Deploy Ceph Cluster with ceph-ansible

Merouane Agar
4 min readJan 25, 2021

ceph-ansible is widely deployed, but is not integrated with the new orchestrator APIs, introduced in Nautlius and Octopus, which means that newer management features and dashboard integration are not available.

1. Prepare your ansible environment

  • [ansible-server] : Add repo centos-release-ansible
[root@ansible ~]# yum install -y centos-release-ansible-29
-----
-----
Installed:
centos-release-ansible-29-1-2.el8.noarch centos-release-configmanagement-1-1.el8.noarch
Complete!
  • [ansible-server] : install ansible python3 git sudo
[root@ansible ~]# yum install -y ansible python3 git sudo
  • [ansible-server] : Create an ansible account and give it all the sudo privileges
[root@ansible ~]# useradd ansible
[root@ansible ~]# echo "ansible ALL=(ALL:ALL) NOPASSWD: ALL" > /etc/sudoers.d/ansible
  • [ansible-server] : Generate an ssh key
[root@ansible ~]# su - ansible
[ansible@ansible ~]$ ssh-keygen -t rsa
  • [ceph-server] : Preparer your ceph server
[root@ceph-server ~]# useradd ansible
[root@ceph-server ~]# echo "ansible ALL=(ALL:ALL) NOPASSWD: ALL" > /etc/sudoers.d/ansible
  • [ansible-server] : Copy ssh key
[ansible@ansible ~]$ ssh-copy-id ceph-server
  • [ansible-server] : Checking
[ansible@ansible ~]$ sudo bash -c 'cat > /etc/ansible/hosts' << EOF
[mons]
ceph-server
EOF
[ansible@ansible ~]$ ansible mons -m ping
The authenticity of host 'ceph-server (10.9.0.15)' can't be established.
ECDSA key fingerprint is SHA256:lZsTEnWFROpBZSimqPIWxFFR50JOsAM+TzZpVqnpeYo.
Are you sure you want to continue connecting (yes/no/[fingerprint])? yes
ceph-server | SUCCESS => {
"ansible_facts": {
"discovered_interpreter_python": "/usr/libexec/platform-python"
},
"changed": false,
"ping": "pong"

________________________________________

Write out the passage of the Ceph deployment guide from "Deploy Ceph Cluster" to "are not available.".

________________________________________

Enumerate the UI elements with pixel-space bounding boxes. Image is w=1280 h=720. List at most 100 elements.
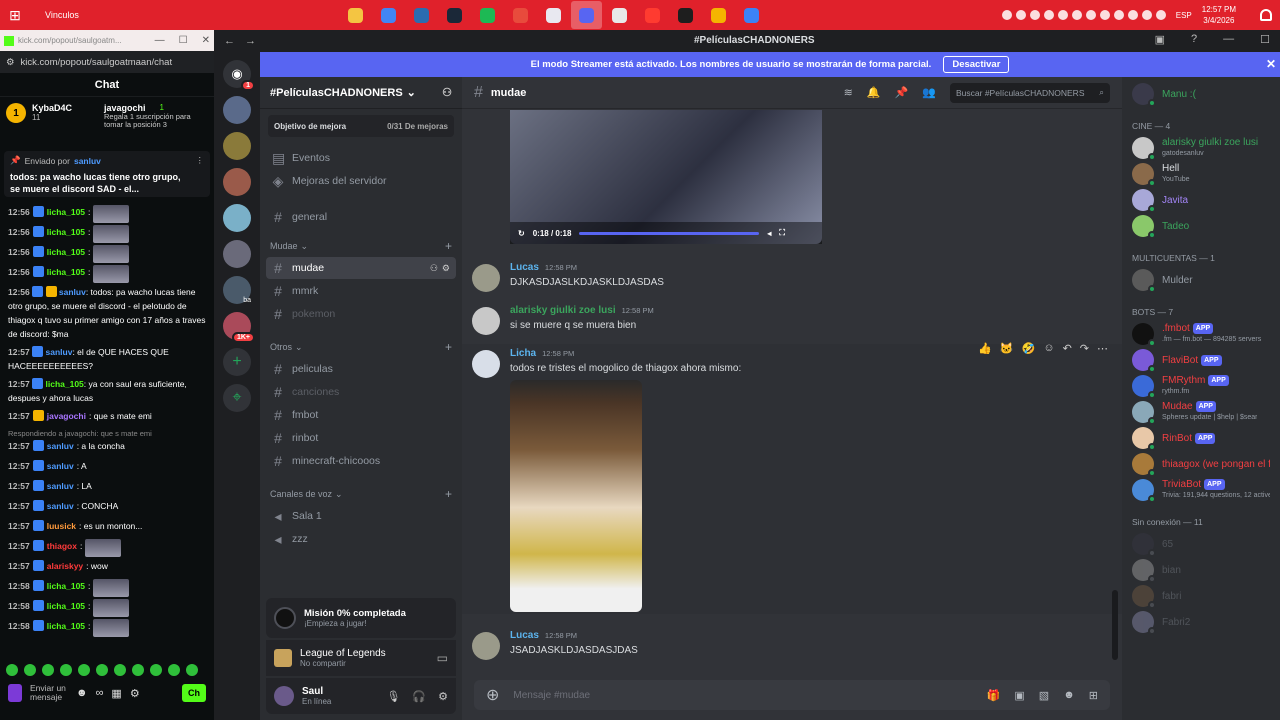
threads-icon[interactable]: ≋ <box>844 86 853 99</box>
top-gifter-name[interactable]: KybaD4C <box>32 103 98 113</box>
add-reaction-icon[interactable]: ☺ <box>1043 342 1054 355</box>
server-icon[interactable]: 1K+ <box>223 312 255 343</box>
taskbar-app-icon[interactable] <box>670 1 701 29</box>
battery-icon[interactable] <box>1155 10 1166 20</box>
chat-username[interactable]: licha_105 <box>47 619 85 633</box>
emoji-icon[interactable]: ☻ <box>1063 689 1075 702</box>
video-progress[interactable] <box>579 231 760 235</box>
add-channel-icon[interactable]: + <box>445 340 452 354</box>
emoji-icon[interactable]: ☻ <box>76 687 88 699</box>
search-input[interactable]: Buscar #PelículasCHADNONERS ⌕ <box>950 82 1110 103</box>
forward-icon[interactable]: ↷ <box>1080 342 1089 355</box>
member-item[interactable]: FlaviBot APP <box>1122 347 1280 373</box>
avatar[interactable] <box>472 632 500 660</box>
disable-streamer-mode-button[interactable]: Desactivar <box>943 56 1010 73</box>
taskbar-app-icon[interactable] <box>439 1 470 29</box>
avatar[interactable] <box>472 307 500 335</box>
emote-icon[interactable] <box>78 664 90 676</box>
chat-username[interactable]: licha_105 <box>47 579 85 593</box>
channel-canciones[interactable]: # canciones <box>266 381 456 403</box>
tray-app-icon[interactable] <box>1099 10 1110 20</box>
microphone-icon[interactable]: 🎙 <box>386 690 400 703</box>
chat-username[interactable]: licha_105 <box>47 205 85 219</box>
maximize-icon[interactable]: ☐ <box>179 35 188 46</box>
nav-server-boosts[interactable]: ◈ Mejoras del servidor <box>266 170 456 192</box>
chat-username[interactable]: licha_105 <box>47 599 85 613</box>
member-item[interactable]: alarisky giulki zoe lusi gatodesanluv <box>1122 135 1280 161</box>
member-item[interactable]: Mulder <box>1122 267 1280 293</box>
message-author[interactable]: alarisky giulki zoe lusi <box>510 305 616 316</box>
channel-minecraft[interactable]: # minecraft-chicooos <box>266 450 456 472</box>
category-mudae[interactable]: Mudae ⌄ + <box>266 236 456 256</box>
chat-username[interactable]: sanluv <box>47 499 74 513</box>
member-item[interactable]: Hell YouTube <box>1122 161 1280 187</box>
member-item[interactable]: Javita <box>1122 187 1280 213</box>
chat-username[interactable]: sanluv <box>47 479 74 493</box>
member-item[interactable]: FMRythm APP rythm.fm <box>1122 373 1280 399</box>
attach-icon[interactable]: ⊕ <box>486 685 499 705</box>
reaction-icon[interactable]: 🐱 <box>1000 342 1014 355</box>
chat-username[interactable]: sanluv <box>47 459 74 473</box>
whatsapp-icon[interactable] <box>1001 10 1012 20</box>
channel-pokemon[interactable]: # pokemon <box>266 303 456 325</box>
activity-panel[interactable]: League of Legends No compartir ▭ <box>266 640 456 676</box>
add-server-icon[interactable]: + <box>223 348 251 376</box>
gift-prompt[interactable]: Regala 1 suscripción para tomar la posic… <box>104 113 208 129</box>
taskbar-app-icon[interactable] <box>571 1 602 29</box>
emote-icon[interactable] <box>24 664 36 676</box>
taskbar-app-icon[interactable] <box>538 1 569 29</box>
taskbar-app-icon[interactable] <box>472 1 503 29</box>
address-bar[interactable]: ⚙ kick.com/popout/saulgoatmaan/chat <box>0 51 214 73</box>
emote-icon[interactable] <box>132 664 144 676</box>
chat-username[interactable]: sanluv <box>59 287 86 297</box>
clock[interactable]: 12:57 PM 3/4/2026 <box>1202 4 1236 26</box>
member-item[interactable]: Tadeo <box>1122 213 1280 239</box>
inbox-icon[interactable]: ▣ <box>1155 33 1165 46</box>
volume-icon[interactable]: ◂ <box>767 229 771 238</box>
tray-app-icon[interactable] <box>1015 10 1026 20</box>
explore-icon[interactable]: ⌖ <box>223 384 251 412</box>
gif-icon[interactable]: ▣ <box>1014 689 1024 702</box>
sticker-icon[interactable]: ▧ <box>1039 689 1049 702</box>
thumbs-up-icon[interactable]: 👍 <box>978 342 992 355</box>
video-player[interactable]: ↻ 0:18 / 0:18 ◂ ⛶ <box>510 110 822 244</box>
notification-bell-icon[interactable] <box>1260 9 1272 21</box>
emote-icon[interactable] <box>150 664 162 676</box>
scrollbar[interactable] <box>1112 590 1118 660</box>
member-item[interactable]: bian <box>1122 557 1280 583</box>
discord-home-icon[interactable]: ◉ 1 <box>223 60 255 91</box>
member-item[interactable]: 65 <box>1122 531 1280 557</box>
member-item[interactable]: TriviaBot APP Trivia: 191,944 questions, 1… <box>1122 477 1280 503</box>
back-icon[interactable]: ← <box>224 35 235 47</box>
emote-icon[interactable] <box>168 664 180 676</box>
emote-icon[interactable] <box>114 664 126 676</box>
member-item[interactable]: Fabri2 <box>1122 609 1280 635</box>
members-icon[interactable]: 👥 <box>922 86 936 99</box>
pin-icon[interactable]: 📌 <box>895 86 909 99</box>
channel-peliculas[interactable]: # peliculas <box>266 358 456 380</box>
channel-fmbot[interactable]: # fmbot <box>266 404 456 426</box>
chat-username[interactable]: licha_105 <box>47 245 85 259</box>
taskbar-app-icon[interactable] <box>703 1 734 29</box>
image-attachment[interactable] <box>510 380 642 612</box>
gift-icon[interactable]: 🎁 <box>987 689 1001 702</box>
close-icon[interactable]: ✕ <box>1266 57 1276 71</box>
add-channel-icon[interactable]: + <box>445 487 452 501</box>
avatar[interactable] <box>472 350 500 378</box>
avatar[interactable] <box>472 264 500 292</box>
nav-events[interactable]: ▤ Eventos <box>266 147 456 169</box>
chat-username[interactable]: alariskyy <box>47 559 83 573</box>
server-header[interactable]: #PelículasCHADNONERS ⌄ ⚇ <box>260 77 462 109</box>
reaction-icon[interactable]: 🤣 <box>1022 342 1036 355</box>
server-folder-icon[interactable] <box>223 240 251 268</box>
chat-username[interactable]: licha_105 <box>47 225 85 239</box>
chat-username[interactable]: javagochi <box>47 409 86 423</box>
windows-start-icon[interactable]: ⊞ <box>0 0 30 30</box>
chat-username[interactable]: luusick <box>47 519 76 533</box>
mic-icon[interactable] <box>8 684 22 702</box>
taskbar-app-icon[interactable] <box>340 1 371 29</box>
headphones-icon[interactable]: 🎧 <box>412 690 426 703</box>
boost-goal[interactable]: Objetivo de mejora 0/31 De mejoras <box>268 115 454 137</box>
chat-username[interactable]: thiagox <box>47 539 77 553</box>
pinned-user[interactable]: sanluv <box>74 156 101 166</box>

________________________________________

● **TASK OUTPUT**
Deploy Ceph Cluster with ceph-ansible

Merouane Agar
4 min readJan 25, 2021

ceph-ansible is widely deployed, but is not integrated with the new orchestrator APIs, introduced in Nautlius and Octopus, which means that newer management features and dashboard integration are not available.